Provided information:

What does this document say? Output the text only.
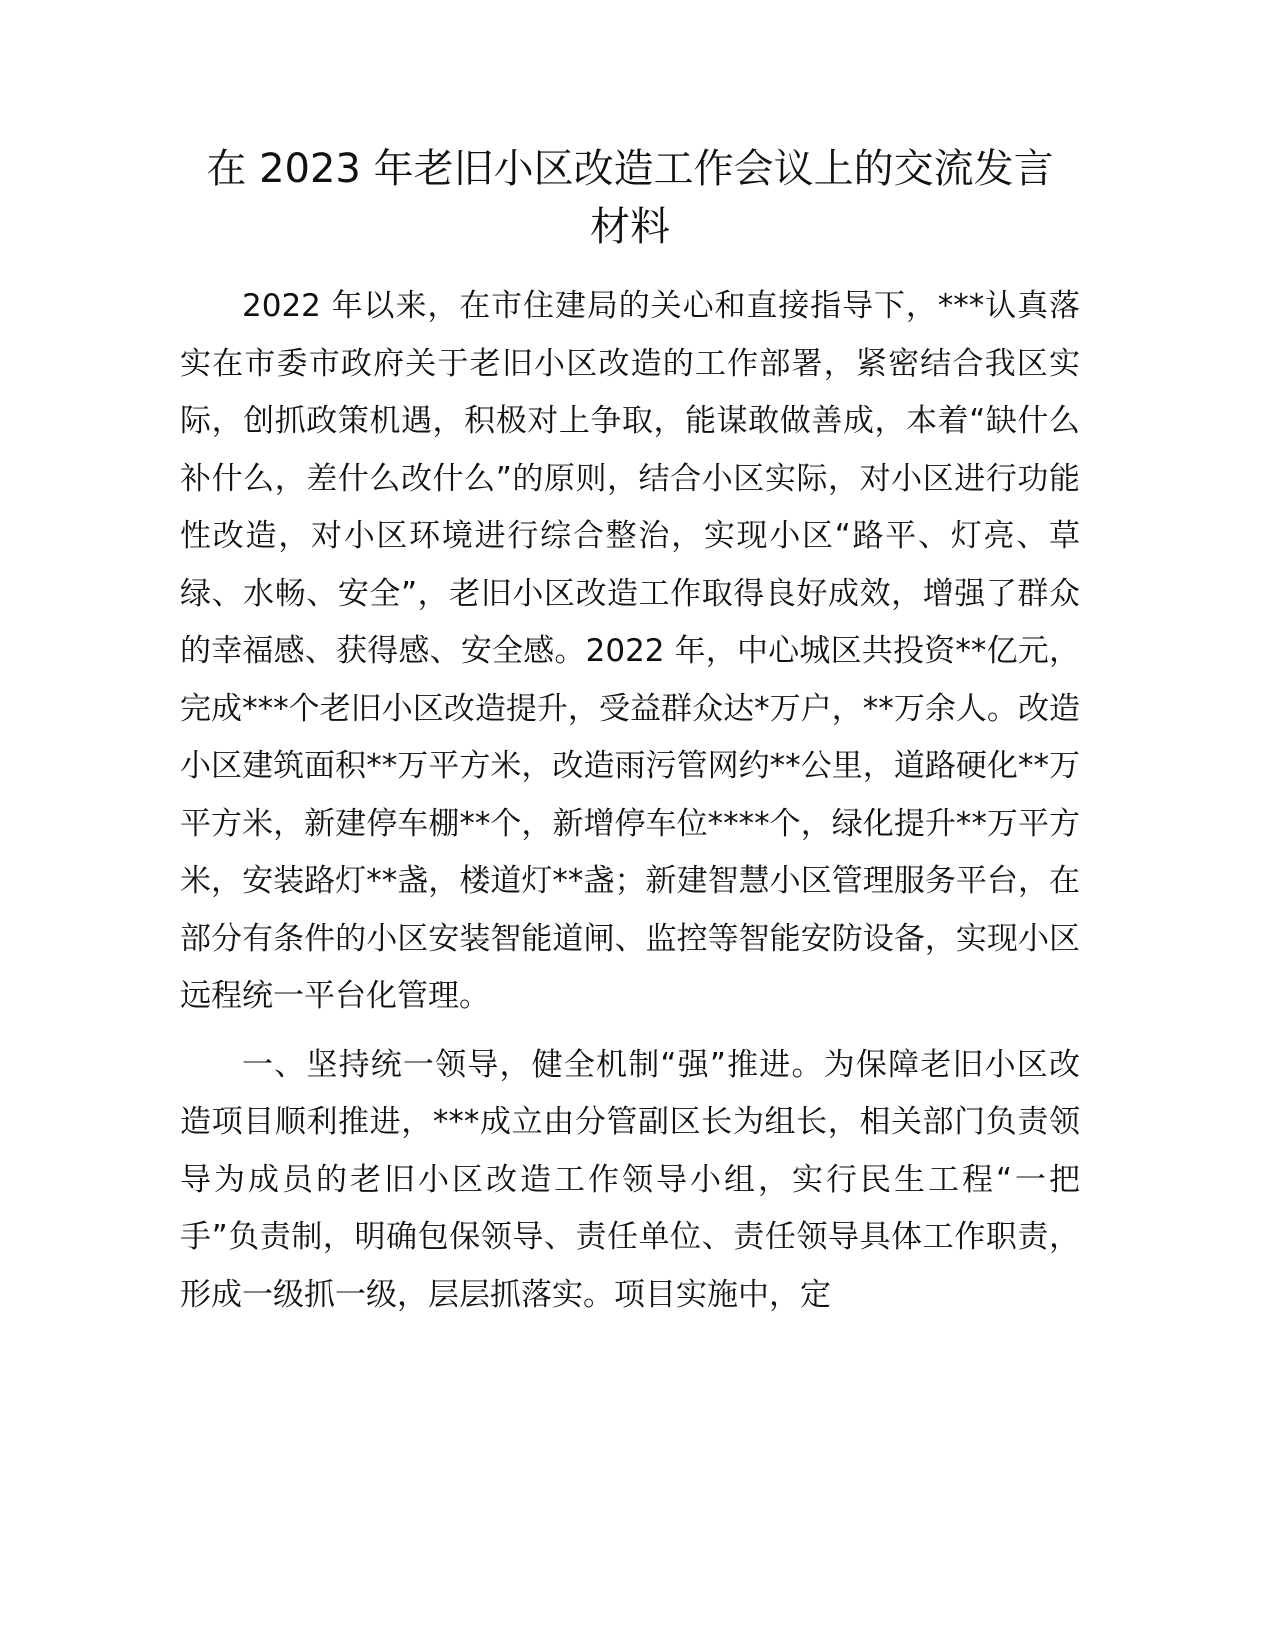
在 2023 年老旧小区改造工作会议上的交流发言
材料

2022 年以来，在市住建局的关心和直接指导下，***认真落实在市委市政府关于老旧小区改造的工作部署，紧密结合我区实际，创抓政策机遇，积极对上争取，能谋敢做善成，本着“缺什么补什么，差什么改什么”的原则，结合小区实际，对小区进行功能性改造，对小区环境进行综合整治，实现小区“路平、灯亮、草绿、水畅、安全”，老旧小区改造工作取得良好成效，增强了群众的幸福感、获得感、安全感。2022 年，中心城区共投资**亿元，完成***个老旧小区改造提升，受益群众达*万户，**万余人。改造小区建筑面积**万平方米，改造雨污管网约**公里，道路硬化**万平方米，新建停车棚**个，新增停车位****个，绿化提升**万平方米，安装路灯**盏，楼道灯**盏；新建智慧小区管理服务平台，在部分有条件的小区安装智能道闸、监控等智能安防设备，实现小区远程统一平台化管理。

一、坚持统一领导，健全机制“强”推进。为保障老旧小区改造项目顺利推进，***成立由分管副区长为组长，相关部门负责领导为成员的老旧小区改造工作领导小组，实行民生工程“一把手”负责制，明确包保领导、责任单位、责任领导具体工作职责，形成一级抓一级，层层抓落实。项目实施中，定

Required task: Transcribe the records above exactly, omitting every picture they contain.

Reply:
What does this document say? Output the text only.
在 2023 年老旧小区改造工作会议上的交流发言
材料

2022 年以来，在市住建局的关心和直接指导下，***认真落实在市委市政府关于老旧小区改造的工作部署，紧密结合我区实际，创抓政策机遇，积极对上争取，能谋敢做善成，本着“缺什么补什么，差什么改什么”的原则，结合小区实际，对小区进行功能性改造，对小区环境进行综合整治，实现小区“路平、灯亮、草绿、水畅、安全”，老旧小区改造工作取得良好成效，增强了群众的幸福感、获得感、安全感。2022 年，中心城区共投资**亿元，完成***个老旧小区改造提升，受益群众达*万户，**万余人。改造小区建筑面积**万平方米，改造雨污管网约**公里，道路硬化**万平方米，新建停车棚**个，新增停车位****个，绿化提升**万平方米，安装路灯**盏，楼道灯**盏；新建智慧小区管理服务平台，在部分有条件的小区安装智能道闸、监控等智能安防设备，实现小区远程统一平台化管理。

一、坚持统一领导，健全机制“强”推进。为保障老旧小区改造项目顺利推进，***成立由分管副区长为组长，相关部门负责领导为成员的老旧小区改造工作领导小组，实行民生工程“一把手”负责制，明确包保领导、责任单位、责任领导具体工作职责，形成一级抓一级，层层抓落实。项目实施中，定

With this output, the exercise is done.